**WHAT THIS TASK INVOLVES**
Pull each line containing "Game" out of the data and copy it.

>>>>

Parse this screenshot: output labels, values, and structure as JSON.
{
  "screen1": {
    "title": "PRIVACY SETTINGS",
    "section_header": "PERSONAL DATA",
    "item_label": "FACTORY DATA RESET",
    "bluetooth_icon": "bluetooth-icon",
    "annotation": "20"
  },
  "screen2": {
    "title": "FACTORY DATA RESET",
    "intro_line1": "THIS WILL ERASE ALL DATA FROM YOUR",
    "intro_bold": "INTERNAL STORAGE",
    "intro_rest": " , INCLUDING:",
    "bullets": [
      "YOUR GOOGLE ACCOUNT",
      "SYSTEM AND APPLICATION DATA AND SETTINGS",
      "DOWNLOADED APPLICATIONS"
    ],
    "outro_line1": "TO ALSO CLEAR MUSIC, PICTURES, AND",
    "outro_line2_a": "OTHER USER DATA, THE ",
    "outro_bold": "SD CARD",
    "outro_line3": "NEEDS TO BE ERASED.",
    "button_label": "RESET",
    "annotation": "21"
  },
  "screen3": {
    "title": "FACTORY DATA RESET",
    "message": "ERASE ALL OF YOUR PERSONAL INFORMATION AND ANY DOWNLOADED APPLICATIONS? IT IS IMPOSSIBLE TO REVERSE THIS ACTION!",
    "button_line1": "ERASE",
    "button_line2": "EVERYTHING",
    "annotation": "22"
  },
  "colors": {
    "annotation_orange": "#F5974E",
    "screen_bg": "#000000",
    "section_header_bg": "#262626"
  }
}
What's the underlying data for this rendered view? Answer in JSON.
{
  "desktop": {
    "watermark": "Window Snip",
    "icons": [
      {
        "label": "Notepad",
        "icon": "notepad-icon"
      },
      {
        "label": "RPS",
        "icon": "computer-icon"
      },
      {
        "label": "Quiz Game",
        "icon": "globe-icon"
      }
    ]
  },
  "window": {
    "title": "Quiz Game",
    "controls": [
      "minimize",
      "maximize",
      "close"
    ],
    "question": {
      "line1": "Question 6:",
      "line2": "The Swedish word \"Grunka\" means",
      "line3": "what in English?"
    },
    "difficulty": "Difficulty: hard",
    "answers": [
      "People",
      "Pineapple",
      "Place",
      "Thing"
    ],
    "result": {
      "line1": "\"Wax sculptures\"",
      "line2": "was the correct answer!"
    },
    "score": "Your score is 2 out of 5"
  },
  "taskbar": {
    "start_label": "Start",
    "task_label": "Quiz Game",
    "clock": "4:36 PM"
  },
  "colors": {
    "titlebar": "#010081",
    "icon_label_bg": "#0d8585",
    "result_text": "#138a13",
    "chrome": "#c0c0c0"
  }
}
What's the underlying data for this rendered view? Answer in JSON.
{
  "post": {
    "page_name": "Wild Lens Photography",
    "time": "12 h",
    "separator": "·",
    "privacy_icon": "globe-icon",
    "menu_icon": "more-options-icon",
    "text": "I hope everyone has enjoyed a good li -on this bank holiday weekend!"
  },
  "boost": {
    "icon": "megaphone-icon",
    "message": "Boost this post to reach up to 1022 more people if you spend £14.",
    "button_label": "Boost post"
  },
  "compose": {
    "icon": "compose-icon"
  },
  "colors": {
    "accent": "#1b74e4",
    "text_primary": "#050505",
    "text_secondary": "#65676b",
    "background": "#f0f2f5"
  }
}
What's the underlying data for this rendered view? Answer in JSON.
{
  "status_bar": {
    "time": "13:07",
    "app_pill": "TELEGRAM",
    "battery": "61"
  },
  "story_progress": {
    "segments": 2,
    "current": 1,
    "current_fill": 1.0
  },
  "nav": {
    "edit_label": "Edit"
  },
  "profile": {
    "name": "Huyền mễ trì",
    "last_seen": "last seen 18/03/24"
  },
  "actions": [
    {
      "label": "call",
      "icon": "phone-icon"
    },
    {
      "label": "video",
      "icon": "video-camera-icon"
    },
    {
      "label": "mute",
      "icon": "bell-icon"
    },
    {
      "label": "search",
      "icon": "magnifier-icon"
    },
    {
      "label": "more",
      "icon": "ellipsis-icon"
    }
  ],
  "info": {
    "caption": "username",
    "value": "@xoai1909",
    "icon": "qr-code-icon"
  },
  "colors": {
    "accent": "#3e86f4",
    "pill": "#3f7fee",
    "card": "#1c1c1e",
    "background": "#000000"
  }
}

<<<<

**TASK RESPONSE**
        "label": "Quiz Game",
    "title": "Quiz Game",
    "task_label": "Quiz Game",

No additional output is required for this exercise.